Goal of the exercise
Work out how many lines of the records contain "böylesi". Answer with the number and nothing else.

— Start Material for this exercise —

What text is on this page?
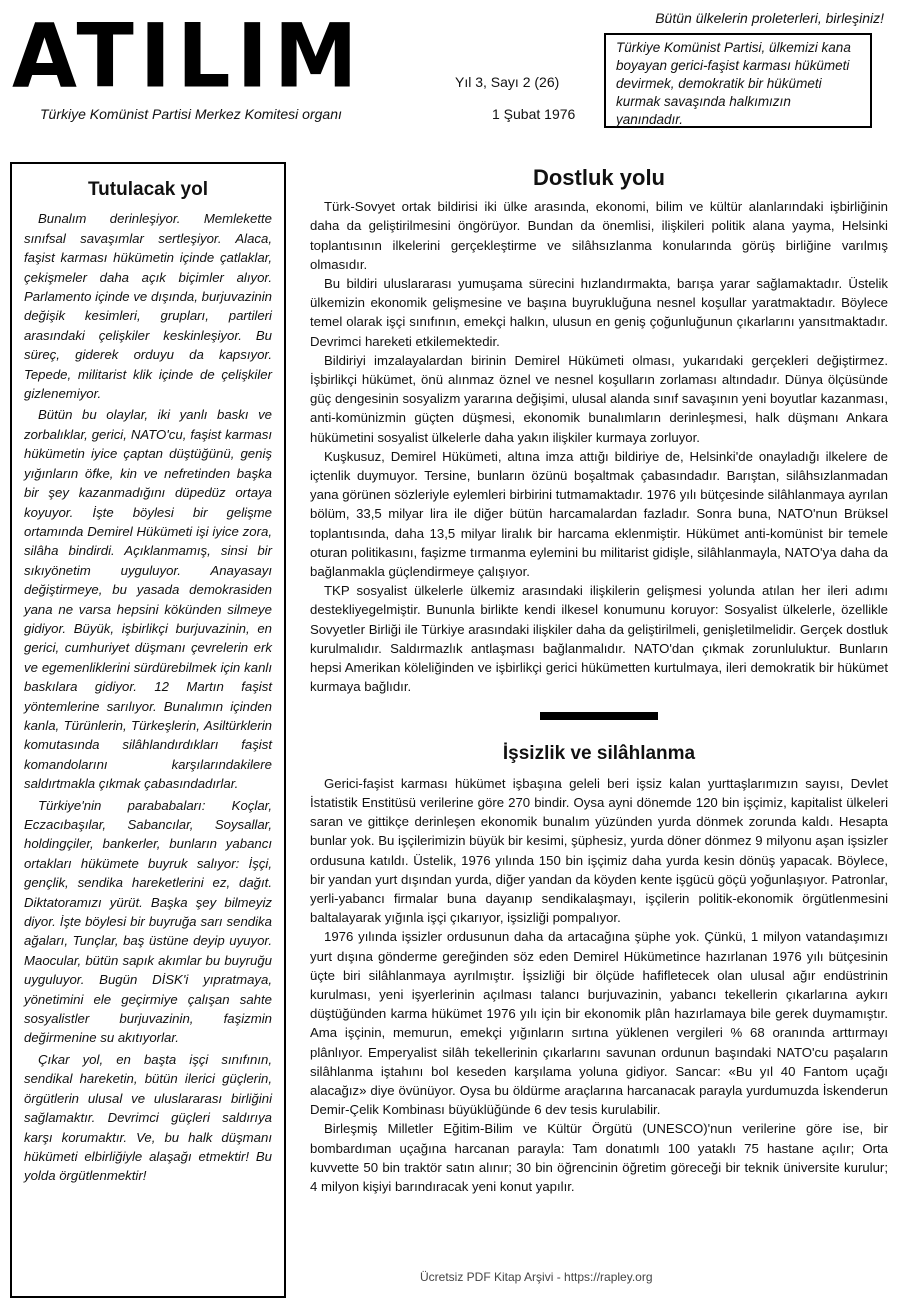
ATILIM
Türkiye Komünist Partisi Merkez Komitesi organı
Yıl 3, Sayı 2 (26)
1 Şubat 1976
Bütün ülkelerin proleterleri, birleşiniz!
Türkiye Komünist Partisi, ülkemizi kana boyayan gerici-faşist karması hükümeti devirmek, demokratik bir hükümeti kurmak savaşında halkımızın yanındadır.
Tutulacak yol

Bunalım derinleşiyor. Memlekette sınıfsal savaşımlar sertleşiyor. Alaca, faşist karması hükümetin içinde çatlaklar, çekişmeler daha açık biçimler alıyor. Parlamento içinde ve dışında, burjuvazinin değişik kesimleri, grupları, partileri arasındaki çelişkiler keskinleşiyor. Bu süreç, giderek orduyu da kapsıyor. Tepede, militarist klik içinde de çelişkiler gizlenemiyor.

Bütün bu olaylar, iki yanlı baskı ve zorbalıklar, gerici, NATO'cu, faşist karması hükümetin iyice çaptan düştüğünü, geniş yığınların öfke, kin ve nefretinden başka bir şey kazanmadığını düpedüz ortaya koyuyor. İşte böylesi bir gelişme ortamında Demirel Hükümeti işi iyice zora, silâha bindirdi. Açıklanmamış, sinsi bir sıkıyönetim uyguluyor. Anayasayı değiştirmeye, bu yasada demokrasiden yana ne varsa hepsini kökünden silmeye gidiyor. Büyük, işbirlikçi burjuvazinin, en gerici, cumhuriyet düşmanı çevrelerin erk ve egemenliklerini sürdürebilmek için kanlı baskılara gidiyor. 12 Martın faşist yöntemlerine sarılıyor. Bunalımın içinden kanla, Türünlerin, Türkeşlerin, Asiltürklerin komutasında silâhlandırdıkları faşist komandolarını karşılarındakilere saldırtmakla çıkmak çabasındadırlar.

Türkiye'nin parababaları: Koçlar, Eczacıbaşılar, Sabancılar, Soysallar, holdingçiler, bankerler, bunların yabancı ortakları hükümete buyruk salıyor: İşçi, gençlik, sendika hareketlerini ez, dağıt. Diktatoramızı yürüt. Başka şey bilmeyiz diyor. İşte böylesi bir buyruğa sarı sendika ağaları, Tunçlar, baş üstüne deyip uyuyor. Maocular, bütün sapık akımlar bu buyruğu uyguluyor. Bugün DİSK'i yıpratmaya, yönetimini ele geçirmiye çalışan sahte sosyalistler burjuvazinin, faşizmin değirmenine su akıtıyorlar.

Çıkar yol, en başta işçi sınıfının, sendikal hareketin, bütün ilerici güçlerin, örgütlerin ulusal ve uluslararası birliğini sağlamaktır. Devrimci güçleri saldırıya karşı korumaktır. Ve, bu halk düşmanı hükümeti elbirliğiyle alaşağı etmektir! Bu yolda örgütlenmektir!

Dostluk yolu

Türk-Sovyet ortak bildirisi iki ülke arasında, ekonomi, bilim ve kültür alanlarındaki işbirliğinin daha da geliştirilmesini öngörüyor. Bundan da önemlisi, ilişkileri politik alana yayma, Helsinki toplantısının ilkelerini gerçekleştirme ve silâhsızlanma konularında görüş birliğine varılmış olmasıdır.

Bu bildiri uluslararası yumuşama sürecini hızlandırmakta, barışa yarar sağlamaktadır. Üstelik ülkemizin ekonomik gelişmesine ve başına buyrukluğuna nesnel koşullar yaratmaktadır. Böylece temel olarak işçi sınıfının, emekçi halkın, ulusun en geniş çoğunluğunun çıkarlarını yansıtmaktadır. Devrimci hareketi etkilemektedir.

Bildiriyi imzalayalardan birinin Demirel Hükümeti olması, yukarıdaki gerçekleri değiştirmez. İşbirlikçi hükümet, önü alınmaz öznel ve nesnel koşulların zorlaması altındadır. Dünya ölçüsünde güç dengesinin sosyalizm yararına değişimi, ulusal alanda sınıf savaşının yeni boyutlar kazanması, anti-komünizmin güçten düşmesi, ekonomik bunalımların derinleşmesi, halk düşmanı Ankara hükümetini sosyalist ülkelerle daha yakın ilişkiler kurmaya zorluyor.

Kuşkusuz, Demirel Hükümeti, altına imza attığı bildiriye de, Helsinki'de onayladığı ilkelere de içtenlik duymuyor. Tersine, bunların özünü boşaltmak çabasındadır. Barıştan, silâhsızlanmadan yana görünen sözleriyle eylemleri birbirini tutmamaktadır. 1976 yılı bütçesinde silâhlanmaya ayrılan bölüm, 33,5 milyar lira ile diğer bütün harcamalardan fazladır. Sonra buna, NATO'nun Brüksel toplantısında, daha 13,5 milyar liralık bir harcama eklenmiştir. Hükümet anti-komünist bir temele oturan politikasını, faşizme tırmanma eylemini bu militarist gidişle, silâhlanmayla, NATO'ya daha da bağlanmakla güçlendirmeye çalışıyor.

TKP sosyalist ülkelerle ülkemiz arasındaki ilişkilerin gelişmesi yolunda atılan her ileri adımı destekliyegelmiştir. Bununla birlikte kendi ilkesel konumunu koruyor: Sosyalist ülkelerle, özellikle Sovyetler Birliği ile Türkiye arasındaki ilişkiler daha da geliştirilmeli, genişletilmelidir. Gerçek dostluk kurulmalıdır. Saldırmazlık antlaşması bağlanmalıdır. NATO'dan çıkmak zorunluluktur. Bunların hepsi Amerikan köleliğinden ve işbirlikçi gerici hükümetten kurtulmaya, ileri demokratik bir hükümet kurmaya bağlıdır.

İşsizlik ve silâhlanma

Gerici-faşist karması hükümet işbaşına geleli beri işsiz kalan yurttaşlarımızın sayısı, Devlet İstatistik Enstitüsü verilerine göre 270 bindir. Oysa ayni dönemde 120 bin işçimiz, kapitalist ülkeleri saran ve gittikçe derinleşen ekonomik bunalım yüzünden yurda dönmek zorunda kaldı. Hesapta bunlar yok. Bu işçilerimizin büyük bir kesimi, şüphesiz, yurda döner dönmez 9 milyonu aşan işsizler ordusuna katıldı. Üstelik, 1976 yılında 150 bin işçimiz daha yurda kesin dönüş yapacak. Böylece, bir yandan yurt dışından yurda, diğer yandan da köyden kente işgücü göçü yoğunlaşıyor. Patronlar, yerli-yabancı firmalar buna dayanıp sendikalaşmayı, işçilerin politik-ekonomik örgütlenmesini baltalayarak yığınla işçi çıkarıyor, işsizliği pompalıyor.

1976 yılında işsizler ordusunun daha da artacağına şüphe yok. Çünkü, 1 milyon vatandaşımızı yurt dışına gönderme gereğinden söz eden Demirel Hükümetince hazırlanan 1976 yılı bütçesinin üçte biri silâhlanmaya ayrılmıştır. İşsizliği bir ölçüde hafifletecek olan ulusal ağır endüstrinin kurulması, yeni işyerlerinin açılması talancı burjuvazinin, yabancı tekellerin çıkarlarına aykırı düştüğünden karma hükümet 1976 yılı için bir ekonomik plân hazırlamaya bile gerek duymamıştır. Ama işçinin, memurun, emekçi yığınların sırtına yüklenen vergileri % 68 oranında arttırmayı plânlıyor. Emperyalist silâh tekellerinin çıkarlarını savunan ordunun başındaki NATO'cu paşaların silâhlanma iştahını bol keseden karşılama yoluna gidiyor. Sancar: «Bu yıl 40 Fantom uçağı alacağız» diye övünüyor. Oysa bu öldürme araçlarına harcanacak parayla yurdumuzda İskenderun Demir-Çelik Kombinası büyüklüğünde 6 dev tesis kurulabilir.

Birleşmiş Milletler Eğitim-Bilim ve Kültür Örgütü (UNESCO)'nun verilerine göre ise, bir bombardıman uçağına harcanan parayla: Tam donatımlı 100 yataklı 75 hastane açılır; Orta kuvvette 50 bin traktör satın alınır; 30 bin öğrencinin öğretim göreceği bir teknik üniversite kurulur; 4 milyon kişiyi barındıracak yeni konut yapılır.

Ücretsiz PDF Kitap Arşivi - https://rapley.org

— End Material for this exercise —

Answer for this exercise
2